◆ Task prompt
Reproduce the material verbatim, from its first line through the line containing "- page-scrollbar[interactable]: [1897, 86, 1917, 1019]", both ends included.

◆ Data supplied

+--

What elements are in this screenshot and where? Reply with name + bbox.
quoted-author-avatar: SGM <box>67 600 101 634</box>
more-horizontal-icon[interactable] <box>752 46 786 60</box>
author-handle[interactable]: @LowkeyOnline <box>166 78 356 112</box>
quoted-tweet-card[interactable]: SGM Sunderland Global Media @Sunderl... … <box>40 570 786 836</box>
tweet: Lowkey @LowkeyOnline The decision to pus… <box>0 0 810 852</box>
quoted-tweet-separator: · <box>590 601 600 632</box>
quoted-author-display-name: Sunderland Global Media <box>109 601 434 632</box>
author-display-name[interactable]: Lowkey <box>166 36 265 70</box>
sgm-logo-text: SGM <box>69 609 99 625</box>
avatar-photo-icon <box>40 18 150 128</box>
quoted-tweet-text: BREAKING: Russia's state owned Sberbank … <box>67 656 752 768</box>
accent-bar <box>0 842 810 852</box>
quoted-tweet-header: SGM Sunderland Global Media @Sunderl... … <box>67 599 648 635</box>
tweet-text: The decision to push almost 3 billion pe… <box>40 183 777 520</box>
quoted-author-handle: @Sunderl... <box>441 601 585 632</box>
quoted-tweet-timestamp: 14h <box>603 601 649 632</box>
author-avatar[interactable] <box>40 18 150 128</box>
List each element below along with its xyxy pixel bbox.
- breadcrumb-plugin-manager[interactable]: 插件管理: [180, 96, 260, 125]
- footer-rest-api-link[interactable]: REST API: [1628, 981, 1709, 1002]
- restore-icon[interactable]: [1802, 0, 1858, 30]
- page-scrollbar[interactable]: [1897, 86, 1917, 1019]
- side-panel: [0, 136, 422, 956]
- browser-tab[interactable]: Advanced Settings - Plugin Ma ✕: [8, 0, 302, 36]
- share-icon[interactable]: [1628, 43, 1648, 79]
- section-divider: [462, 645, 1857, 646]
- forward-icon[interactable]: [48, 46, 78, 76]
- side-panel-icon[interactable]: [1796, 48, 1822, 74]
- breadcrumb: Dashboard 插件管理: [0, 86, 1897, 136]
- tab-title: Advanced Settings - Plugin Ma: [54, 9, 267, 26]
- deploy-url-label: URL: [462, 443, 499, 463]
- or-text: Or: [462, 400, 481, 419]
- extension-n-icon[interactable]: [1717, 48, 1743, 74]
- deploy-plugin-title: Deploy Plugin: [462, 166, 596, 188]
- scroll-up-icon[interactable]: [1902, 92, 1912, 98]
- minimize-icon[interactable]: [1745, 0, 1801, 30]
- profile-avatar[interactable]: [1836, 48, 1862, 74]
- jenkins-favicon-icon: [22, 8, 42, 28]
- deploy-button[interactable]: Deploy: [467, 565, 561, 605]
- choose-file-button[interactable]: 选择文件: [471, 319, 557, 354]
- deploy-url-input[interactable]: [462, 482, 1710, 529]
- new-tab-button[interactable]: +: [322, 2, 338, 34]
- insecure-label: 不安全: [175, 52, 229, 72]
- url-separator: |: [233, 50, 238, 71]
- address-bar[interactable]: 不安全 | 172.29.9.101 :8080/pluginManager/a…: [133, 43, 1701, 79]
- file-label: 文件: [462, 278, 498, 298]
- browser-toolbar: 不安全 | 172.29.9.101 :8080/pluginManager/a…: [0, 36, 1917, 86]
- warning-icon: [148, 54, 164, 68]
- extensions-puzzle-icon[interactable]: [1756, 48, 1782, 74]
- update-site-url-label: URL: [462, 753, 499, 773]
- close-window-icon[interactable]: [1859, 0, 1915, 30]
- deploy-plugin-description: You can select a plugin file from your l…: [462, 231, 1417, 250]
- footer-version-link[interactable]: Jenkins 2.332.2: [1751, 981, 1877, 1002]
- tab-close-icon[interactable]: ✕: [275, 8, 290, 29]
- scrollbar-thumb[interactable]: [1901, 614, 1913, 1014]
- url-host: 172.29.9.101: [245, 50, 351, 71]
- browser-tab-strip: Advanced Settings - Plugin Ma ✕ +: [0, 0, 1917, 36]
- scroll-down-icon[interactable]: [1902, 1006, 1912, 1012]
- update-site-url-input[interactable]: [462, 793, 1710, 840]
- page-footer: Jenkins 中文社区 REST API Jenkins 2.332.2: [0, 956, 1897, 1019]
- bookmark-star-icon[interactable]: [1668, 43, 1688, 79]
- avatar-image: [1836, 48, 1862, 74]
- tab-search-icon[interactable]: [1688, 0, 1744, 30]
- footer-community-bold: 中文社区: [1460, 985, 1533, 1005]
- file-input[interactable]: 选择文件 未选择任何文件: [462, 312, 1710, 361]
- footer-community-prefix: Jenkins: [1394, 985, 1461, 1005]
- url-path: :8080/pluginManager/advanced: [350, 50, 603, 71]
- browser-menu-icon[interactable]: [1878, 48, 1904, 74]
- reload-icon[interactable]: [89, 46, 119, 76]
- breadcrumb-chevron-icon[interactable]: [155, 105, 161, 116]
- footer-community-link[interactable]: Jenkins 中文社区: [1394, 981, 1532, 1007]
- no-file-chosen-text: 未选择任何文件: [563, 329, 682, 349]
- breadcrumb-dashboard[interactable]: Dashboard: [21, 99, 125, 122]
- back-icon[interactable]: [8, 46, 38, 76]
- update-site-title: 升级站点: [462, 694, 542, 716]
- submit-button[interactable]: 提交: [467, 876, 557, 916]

+--

◆ Solution to this task
What elements are in this screenshot and where? Reply with name + bbox.
quoted-author-avatar: SGM <box>67 600 101 634</box>
more-horizontal-icon[interactable] <box>752 46 786 60</box>
author-handle[interactable]: @LowkeyOnline <box>166 78 356 112</box>
quoted-tweet-card[interactable]: SGM Sunderland Global Media @Sunderl... … <box>40 570 786 836</box>
tweet: Lowkey @LowkeyOnline The decision to pus… <box>0 0 810 852</box>
quoted-tweet-separator: · <box>590 601 600 632</box>
quoted-author-display-name: Sunderland Global Media <box>109 601 434 632</box>
author-display-name[interactable]: Lowkey <box>166 36 265 70</box>
sgm-logo-text: SGM <box>69 609 99 625</box>
avatar-photo-icon <box>40 18 150 128</box>
quoted-tweet-text: BREAKING: Russia's state owned Sberbank … <box>67 656 752 768</box>
accent-bar <box>0 842 810 852</box>
quoted-tweet-header: SGM Sunderland Global Media @Sunderl... … <box>67 599 648 635</box>
tweet-text: The decision to push almost 3 billion pe… <box>40 183 777 520</box>
quoted-author-handle: @Sunderl... <box>441 601 585 632</box>
quoted-tweet-timestamp: 14h <box>603 601 649 632</box>
author-avatar[interactable] <box>40 18 150 128</box>
List each element below along with its xyxy pixel bbox.
- breadcrumb-plugin-manager[interactable]: 插件管理: [180, 96, 260, 125]
- footer-rest-api-link[interactable]: REST API: [1628, 981, 1709, 1002]
- restore-icon[interactable]: [1802, 0, 1858, 30]
- page-scrollbar[interactable]: [1897, 86, 1917, 1019]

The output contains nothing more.